Requirement -> Search the records for "this" and copy each line that holds it.

[Entries from a visual dataset]
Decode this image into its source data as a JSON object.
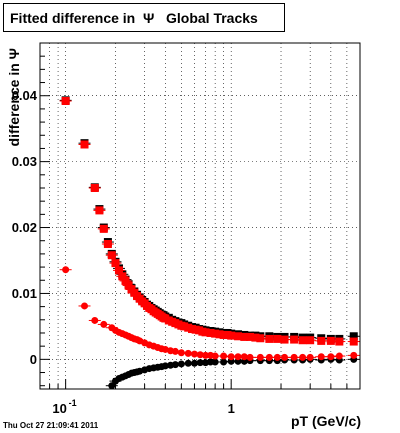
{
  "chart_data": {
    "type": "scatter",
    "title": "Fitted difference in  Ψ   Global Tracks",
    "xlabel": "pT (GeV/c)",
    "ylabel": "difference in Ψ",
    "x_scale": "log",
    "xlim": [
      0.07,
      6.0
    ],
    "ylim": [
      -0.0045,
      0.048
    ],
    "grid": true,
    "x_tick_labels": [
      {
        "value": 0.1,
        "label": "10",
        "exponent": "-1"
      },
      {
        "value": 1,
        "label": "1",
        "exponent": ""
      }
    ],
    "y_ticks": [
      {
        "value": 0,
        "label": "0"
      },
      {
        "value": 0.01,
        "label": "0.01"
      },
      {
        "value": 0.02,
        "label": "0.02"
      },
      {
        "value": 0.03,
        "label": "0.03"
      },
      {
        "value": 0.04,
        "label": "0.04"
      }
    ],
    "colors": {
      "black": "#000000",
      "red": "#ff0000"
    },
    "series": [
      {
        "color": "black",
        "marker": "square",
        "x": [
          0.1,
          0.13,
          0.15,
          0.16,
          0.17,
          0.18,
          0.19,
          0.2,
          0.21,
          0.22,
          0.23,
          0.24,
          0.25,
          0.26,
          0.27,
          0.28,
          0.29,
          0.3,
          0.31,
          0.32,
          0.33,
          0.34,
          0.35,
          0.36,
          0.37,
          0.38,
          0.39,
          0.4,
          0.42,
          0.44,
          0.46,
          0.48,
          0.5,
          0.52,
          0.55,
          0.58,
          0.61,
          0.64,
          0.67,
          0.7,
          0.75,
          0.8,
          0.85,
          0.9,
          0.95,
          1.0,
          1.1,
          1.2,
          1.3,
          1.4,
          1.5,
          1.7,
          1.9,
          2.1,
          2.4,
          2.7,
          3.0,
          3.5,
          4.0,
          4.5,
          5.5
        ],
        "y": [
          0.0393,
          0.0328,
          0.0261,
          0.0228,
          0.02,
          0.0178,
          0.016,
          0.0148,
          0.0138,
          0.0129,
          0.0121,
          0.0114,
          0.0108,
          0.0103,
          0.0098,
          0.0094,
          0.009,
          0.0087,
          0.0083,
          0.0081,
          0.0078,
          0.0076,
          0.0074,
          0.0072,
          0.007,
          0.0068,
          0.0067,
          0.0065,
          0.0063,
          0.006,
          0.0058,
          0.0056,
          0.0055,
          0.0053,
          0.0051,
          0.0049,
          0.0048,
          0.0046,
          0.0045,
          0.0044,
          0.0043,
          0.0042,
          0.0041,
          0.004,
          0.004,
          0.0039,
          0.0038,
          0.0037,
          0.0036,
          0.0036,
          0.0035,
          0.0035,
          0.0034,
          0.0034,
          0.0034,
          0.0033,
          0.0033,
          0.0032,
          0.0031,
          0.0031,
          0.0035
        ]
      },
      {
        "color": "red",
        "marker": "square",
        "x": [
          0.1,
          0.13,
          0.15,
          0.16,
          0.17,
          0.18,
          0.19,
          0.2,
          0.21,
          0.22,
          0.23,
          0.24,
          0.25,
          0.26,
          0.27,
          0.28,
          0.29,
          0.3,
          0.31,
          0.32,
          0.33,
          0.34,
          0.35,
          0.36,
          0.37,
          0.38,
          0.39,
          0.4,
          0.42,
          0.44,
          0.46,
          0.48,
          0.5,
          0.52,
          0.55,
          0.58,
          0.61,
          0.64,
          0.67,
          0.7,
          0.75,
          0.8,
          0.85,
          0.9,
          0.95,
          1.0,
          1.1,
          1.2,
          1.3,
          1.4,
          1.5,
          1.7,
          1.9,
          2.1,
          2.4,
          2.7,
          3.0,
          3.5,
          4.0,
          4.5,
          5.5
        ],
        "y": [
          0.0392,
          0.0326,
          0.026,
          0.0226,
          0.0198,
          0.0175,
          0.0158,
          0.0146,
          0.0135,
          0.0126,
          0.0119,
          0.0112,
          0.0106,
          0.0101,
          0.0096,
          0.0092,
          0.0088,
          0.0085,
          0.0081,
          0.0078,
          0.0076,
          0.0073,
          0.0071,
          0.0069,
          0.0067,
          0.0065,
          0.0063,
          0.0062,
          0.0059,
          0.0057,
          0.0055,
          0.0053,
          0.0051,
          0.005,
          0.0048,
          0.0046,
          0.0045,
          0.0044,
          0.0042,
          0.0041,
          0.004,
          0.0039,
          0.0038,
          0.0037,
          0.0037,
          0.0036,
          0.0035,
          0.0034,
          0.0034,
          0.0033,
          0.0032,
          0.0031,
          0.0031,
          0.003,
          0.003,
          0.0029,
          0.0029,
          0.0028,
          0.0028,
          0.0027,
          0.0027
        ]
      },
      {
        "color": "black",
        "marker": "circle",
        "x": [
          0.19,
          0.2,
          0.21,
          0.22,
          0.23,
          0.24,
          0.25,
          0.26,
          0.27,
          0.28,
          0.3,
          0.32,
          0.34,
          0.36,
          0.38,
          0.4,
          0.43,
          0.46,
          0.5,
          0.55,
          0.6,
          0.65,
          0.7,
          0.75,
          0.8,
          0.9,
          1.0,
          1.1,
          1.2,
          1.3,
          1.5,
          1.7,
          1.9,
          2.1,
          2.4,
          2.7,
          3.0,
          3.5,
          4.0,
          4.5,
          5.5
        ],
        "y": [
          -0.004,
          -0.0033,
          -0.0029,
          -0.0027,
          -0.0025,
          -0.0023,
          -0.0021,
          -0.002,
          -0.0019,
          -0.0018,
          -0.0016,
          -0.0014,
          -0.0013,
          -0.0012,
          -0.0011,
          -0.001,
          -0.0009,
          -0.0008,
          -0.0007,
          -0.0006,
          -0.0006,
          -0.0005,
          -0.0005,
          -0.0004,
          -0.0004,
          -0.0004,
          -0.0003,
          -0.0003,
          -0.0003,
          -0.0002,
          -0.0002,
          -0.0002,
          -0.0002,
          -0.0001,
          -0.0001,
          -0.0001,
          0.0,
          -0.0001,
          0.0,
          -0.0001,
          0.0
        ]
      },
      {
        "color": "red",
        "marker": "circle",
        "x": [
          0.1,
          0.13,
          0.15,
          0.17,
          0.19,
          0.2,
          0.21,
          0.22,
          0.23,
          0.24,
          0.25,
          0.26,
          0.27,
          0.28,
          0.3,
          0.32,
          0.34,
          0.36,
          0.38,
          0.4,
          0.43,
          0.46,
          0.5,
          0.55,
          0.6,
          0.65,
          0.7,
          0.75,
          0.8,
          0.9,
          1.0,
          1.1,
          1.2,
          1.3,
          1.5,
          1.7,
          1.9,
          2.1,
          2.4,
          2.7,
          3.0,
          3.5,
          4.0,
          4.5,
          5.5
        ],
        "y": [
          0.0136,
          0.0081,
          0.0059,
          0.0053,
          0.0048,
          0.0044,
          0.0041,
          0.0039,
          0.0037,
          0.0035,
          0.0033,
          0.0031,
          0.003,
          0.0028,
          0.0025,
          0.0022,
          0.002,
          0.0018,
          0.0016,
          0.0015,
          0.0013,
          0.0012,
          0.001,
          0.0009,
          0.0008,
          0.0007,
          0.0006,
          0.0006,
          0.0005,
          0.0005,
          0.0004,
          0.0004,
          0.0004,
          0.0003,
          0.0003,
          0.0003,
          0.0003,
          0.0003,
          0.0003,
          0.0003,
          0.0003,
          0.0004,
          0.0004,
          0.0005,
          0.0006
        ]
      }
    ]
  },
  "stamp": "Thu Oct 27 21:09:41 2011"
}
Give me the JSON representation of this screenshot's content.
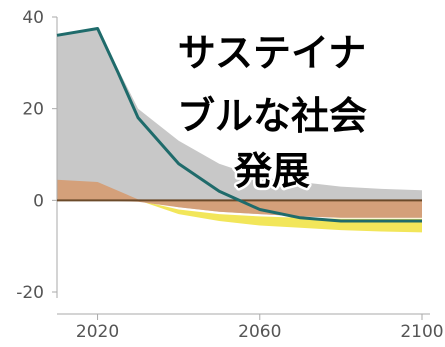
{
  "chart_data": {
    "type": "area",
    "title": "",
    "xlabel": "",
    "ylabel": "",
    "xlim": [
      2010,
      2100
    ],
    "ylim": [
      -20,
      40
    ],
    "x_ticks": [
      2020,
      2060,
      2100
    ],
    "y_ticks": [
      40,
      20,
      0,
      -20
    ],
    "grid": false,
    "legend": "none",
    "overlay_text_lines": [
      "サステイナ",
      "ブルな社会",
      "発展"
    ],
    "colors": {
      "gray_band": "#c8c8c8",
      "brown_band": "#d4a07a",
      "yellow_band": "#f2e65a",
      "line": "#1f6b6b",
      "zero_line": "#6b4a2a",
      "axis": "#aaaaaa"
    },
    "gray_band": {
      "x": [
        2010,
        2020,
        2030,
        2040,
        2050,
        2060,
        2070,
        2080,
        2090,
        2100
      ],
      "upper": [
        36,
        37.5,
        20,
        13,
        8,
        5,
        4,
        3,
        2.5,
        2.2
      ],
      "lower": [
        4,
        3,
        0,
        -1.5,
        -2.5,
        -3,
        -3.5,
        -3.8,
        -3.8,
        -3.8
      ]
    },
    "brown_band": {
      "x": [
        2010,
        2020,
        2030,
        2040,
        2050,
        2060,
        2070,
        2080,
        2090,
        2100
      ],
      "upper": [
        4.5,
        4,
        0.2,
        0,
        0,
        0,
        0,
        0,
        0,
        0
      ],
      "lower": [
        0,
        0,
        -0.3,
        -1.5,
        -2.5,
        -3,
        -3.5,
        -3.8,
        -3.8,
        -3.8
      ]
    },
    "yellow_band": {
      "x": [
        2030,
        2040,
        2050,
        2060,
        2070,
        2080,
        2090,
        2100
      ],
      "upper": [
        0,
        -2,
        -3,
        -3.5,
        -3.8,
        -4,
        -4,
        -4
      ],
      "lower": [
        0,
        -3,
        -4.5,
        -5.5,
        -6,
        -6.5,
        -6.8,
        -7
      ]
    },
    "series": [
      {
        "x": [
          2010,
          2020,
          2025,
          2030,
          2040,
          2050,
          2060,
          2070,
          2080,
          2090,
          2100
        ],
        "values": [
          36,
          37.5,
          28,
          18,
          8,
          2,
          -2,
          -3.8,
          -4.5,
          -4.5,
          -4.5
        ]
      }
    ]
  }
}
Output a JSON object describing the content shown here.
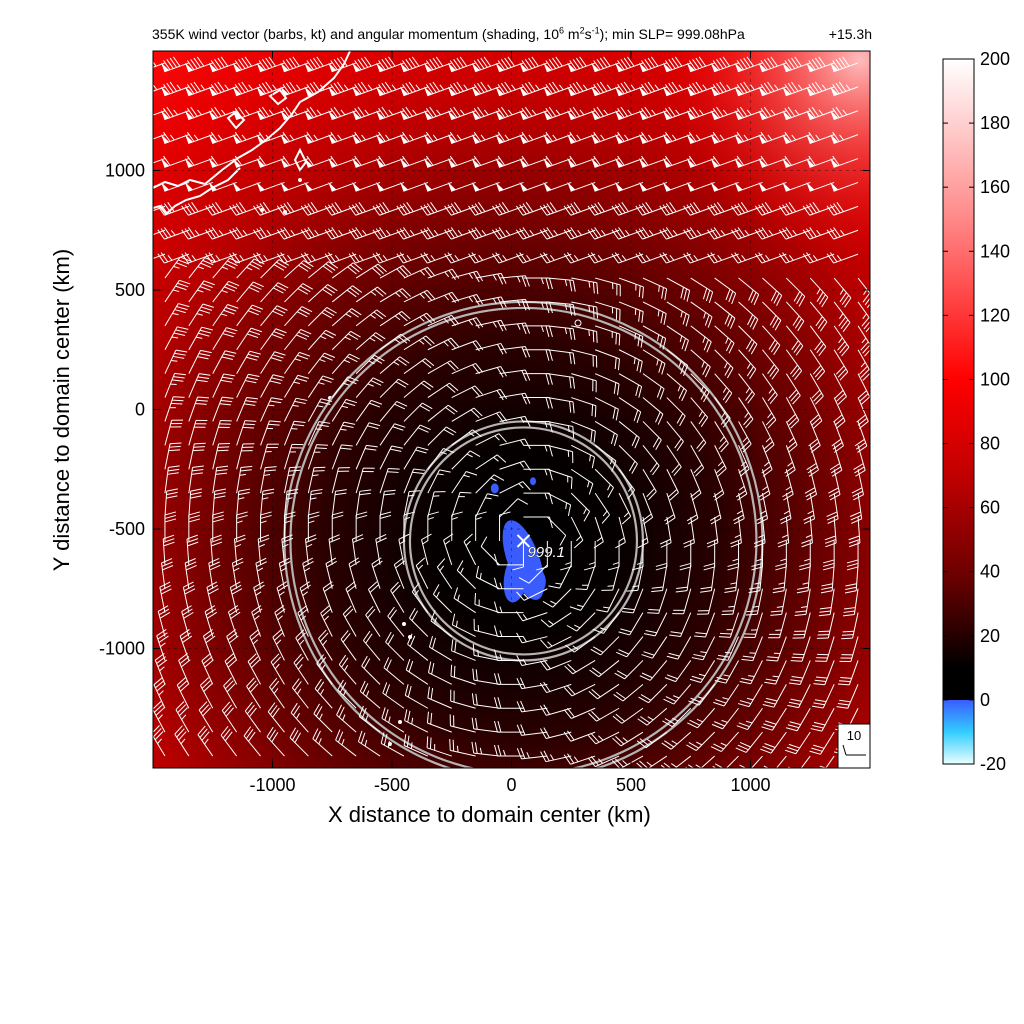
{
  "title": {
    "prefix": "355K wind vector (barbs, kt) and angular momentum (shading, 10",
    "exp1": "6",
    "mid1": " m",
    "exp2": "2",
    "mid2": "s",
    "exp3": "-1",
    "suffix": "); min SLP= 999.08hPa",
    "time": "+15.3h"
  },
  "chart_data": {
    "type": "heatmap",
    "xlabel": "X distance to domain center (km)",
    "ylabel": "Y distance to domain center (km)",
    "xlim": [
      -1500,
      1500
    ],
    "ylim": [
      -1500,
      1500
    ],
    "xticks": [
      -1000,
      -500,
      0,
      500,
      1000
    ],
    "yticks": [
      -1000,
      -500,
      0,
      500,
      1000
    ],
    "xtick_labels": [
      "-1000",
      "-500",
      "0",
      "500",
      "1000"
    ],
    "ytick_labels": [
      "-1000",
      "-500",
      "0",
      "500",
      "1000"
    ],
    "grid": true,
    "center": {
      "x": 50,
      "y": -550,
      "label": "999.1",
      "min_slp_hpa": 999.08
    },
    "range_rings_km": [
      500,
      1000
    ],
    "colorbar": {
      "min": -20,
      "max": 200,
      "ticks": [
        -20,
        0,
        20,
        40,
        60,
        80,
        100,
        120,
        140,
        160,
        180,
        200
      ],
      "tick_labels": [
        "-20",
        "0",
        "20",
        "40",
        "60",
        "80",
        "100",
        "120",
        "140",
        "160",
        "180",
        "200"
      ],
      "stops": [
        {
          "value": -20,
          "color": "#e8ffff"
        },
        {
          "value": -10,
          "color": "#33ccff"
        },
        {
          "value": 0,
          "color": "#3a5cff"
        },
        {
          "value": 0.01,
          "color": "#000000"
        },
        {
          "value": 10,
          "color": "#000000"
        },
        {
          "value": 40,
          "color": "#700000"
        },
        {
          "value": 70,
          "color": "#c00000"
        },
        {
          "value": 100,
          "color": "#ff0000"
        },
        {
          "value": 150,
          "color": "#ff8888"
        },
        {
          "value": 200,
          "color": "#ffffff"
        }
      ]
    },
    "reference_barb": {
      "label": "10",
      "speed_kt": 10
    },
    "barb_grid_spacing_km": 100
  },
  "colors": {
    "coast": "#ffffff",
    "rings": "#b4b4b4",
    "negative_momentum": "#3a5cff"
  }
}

The completed task ->
Decode this image into its source data as a JSON object.
Give me the JSON representation of this screenshot's content.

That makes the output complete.